++++ Supplied data
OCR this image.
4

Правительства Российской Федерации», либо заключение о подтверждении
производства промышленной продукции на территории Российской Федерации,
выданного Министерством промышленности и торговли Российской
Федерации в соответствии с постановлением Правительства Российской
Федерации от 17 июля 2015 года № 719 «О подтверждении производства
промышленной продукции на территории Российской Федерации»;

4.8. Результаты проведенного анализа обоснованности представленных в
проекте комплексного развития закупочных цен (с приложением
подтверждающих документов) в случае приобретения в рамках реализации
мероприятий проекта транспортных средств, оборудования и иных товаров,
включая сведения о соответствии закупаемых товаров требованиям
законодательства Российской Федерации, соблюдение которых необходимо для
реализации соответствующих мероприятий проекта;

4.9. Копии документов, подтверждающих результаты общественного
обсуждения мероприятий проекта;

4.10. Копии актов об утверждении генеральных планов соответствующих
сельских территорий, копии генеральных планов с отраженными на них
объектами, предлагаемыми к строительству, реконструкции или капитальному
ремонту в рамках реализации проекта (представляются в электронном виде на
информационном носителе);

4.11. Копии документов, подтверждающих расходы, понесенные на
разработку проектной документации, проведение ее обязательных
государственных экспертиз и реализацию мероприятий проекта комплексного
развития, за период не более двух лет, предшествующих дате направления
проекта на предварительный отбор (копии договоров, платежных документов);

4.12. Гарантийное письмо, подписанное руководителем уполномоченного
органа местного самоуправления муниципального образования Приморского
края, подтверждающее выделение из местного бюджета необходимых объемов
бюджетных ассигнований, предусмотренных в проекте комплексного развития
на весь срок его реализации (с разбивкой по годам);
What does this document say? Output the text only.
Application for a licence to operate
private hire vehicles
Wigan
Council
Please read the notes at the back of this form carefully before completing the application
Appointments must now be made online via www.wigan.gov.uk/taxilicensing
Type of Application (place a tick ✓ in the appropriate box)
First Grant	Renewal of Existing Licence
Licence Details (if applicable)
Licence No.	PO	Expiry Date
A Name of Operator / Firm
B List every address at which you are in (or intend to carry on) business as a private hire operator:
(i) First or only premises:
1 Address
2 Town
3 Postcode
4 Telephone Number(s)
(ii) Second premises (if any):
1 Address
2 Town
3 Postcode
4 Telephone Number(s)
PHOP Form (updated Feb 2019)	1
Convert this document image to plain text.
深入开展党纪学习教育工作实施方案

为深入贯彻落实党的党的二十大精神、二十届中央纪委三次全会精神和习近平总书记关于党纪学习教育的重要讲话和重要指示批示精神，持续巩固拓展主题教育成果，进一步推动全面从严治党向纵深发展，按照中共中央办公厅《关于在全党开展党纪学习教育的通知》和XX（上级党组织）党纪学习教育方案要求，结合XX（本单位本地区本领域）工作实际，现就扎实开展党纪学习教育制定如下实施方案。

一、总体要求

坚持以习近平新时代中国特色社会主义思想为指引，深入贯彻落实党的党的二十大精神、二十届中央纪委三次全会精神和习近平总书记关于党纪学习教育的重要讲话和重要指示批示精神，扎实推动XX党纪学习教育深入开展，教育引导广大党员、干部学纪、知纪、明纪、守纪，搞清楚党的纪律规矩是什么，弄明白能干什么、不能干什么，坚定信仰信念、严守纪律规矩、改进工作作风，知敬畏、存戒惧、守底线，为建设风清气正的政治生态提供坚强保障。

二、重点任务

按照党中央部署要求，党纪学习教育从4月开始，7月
++++++++
Give back the lines of the listing from the one with "Convert this document image to plain text." through the end, both included, exactly as written and with nothing added.

-- In response --
Convert this document image to plain text.
深入开展党纪学习教育工作实施方案

为深入贯彻落实党的党的二十大精神、二十届中央纪委三次全会精神和习近平总书记关于党纪学习教育的重要讲话和重要指示批示精神，持续巩固拓展主题教育成果，进一步推动全面从严治党向纵深发展，按照中共中央办公厅《关于在全党开展党纪学习教育的通知》和XX（上级党组织）党纪学习教育方案要求，结合XX（本单位本地区本领域）工作实际，现就扎实开展党纪学习教育制定如下实施方案。

一、总体要求

坚持以习近平新时代中国特色社会主义思想为指引，深入贯彻落实党的党的二十大精神、二十届中央纪委三次全会精神和习近平总书记关于党纪学习教育的重要讲话和重要指示批示精神，扎实推动XX党纪学习教育深入开展，教育引导广大党员、干部学纪、知纪、明纪、守纪，搞清楚党的纪律规矩是什么，弄明白能干什么、不能干什么，坚定信仰信念、严守纪律规矩、改进工作作风，知敬畏、存戒惧、守底线，为建设风清气正的政治生态提供坚强保障。

二、重点任务

按照党中央部署要求，党纪学习教育从4月开始，7月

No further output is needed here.